** What you should do **
Repeat the material below exactly, line for line.

## Start Information supplied

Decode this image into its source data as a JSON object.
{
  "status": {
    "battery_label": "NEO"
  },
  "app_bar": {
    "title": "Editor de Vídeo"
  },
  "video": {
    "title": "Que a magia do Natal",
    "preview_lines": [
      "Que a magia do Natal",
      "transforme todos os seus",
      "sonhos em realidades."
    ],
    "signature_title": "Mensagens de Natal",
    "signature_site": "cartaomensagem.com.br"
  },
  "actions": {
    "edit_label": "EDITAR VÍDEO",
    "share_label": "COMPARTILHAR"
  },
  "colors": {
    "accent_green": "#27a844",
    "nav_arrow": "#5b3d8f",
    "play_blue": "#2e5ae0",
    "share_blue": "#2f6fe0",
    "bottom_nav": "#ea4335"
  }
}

## End Information supplied

** Reply to the task **
Decode this image into its source data as a JSON object.
{
  "status": {
    "battery_label": "NEO"
  },
  "app_bar": {
    "title": "Editor de Vídeo"
  },
  "video": {
    "title": "Que a magia do Natal",
    "preview_lines": [
      "Que a magia do Natal",
      "transforme todos os seus",
      "sonhos em realidades."
    ],
    "signature_title": "Mensagens de Natal",
    "signature_site": "cartaomensagem.com.br"
  },
  "actions": {
    "edit_label": "EDITAR VÍDEO",
    "share_label": "COMPARTILHAR"
  },
  "colors": {
    "accent_green": "#27a844",
    "nav_arrow": "#5b3d8f",
    "play_blue": "#2e5ae0",
    "share_blue": "#2f6fe0",
    "bottom_nav": "#ea4335"
  }
}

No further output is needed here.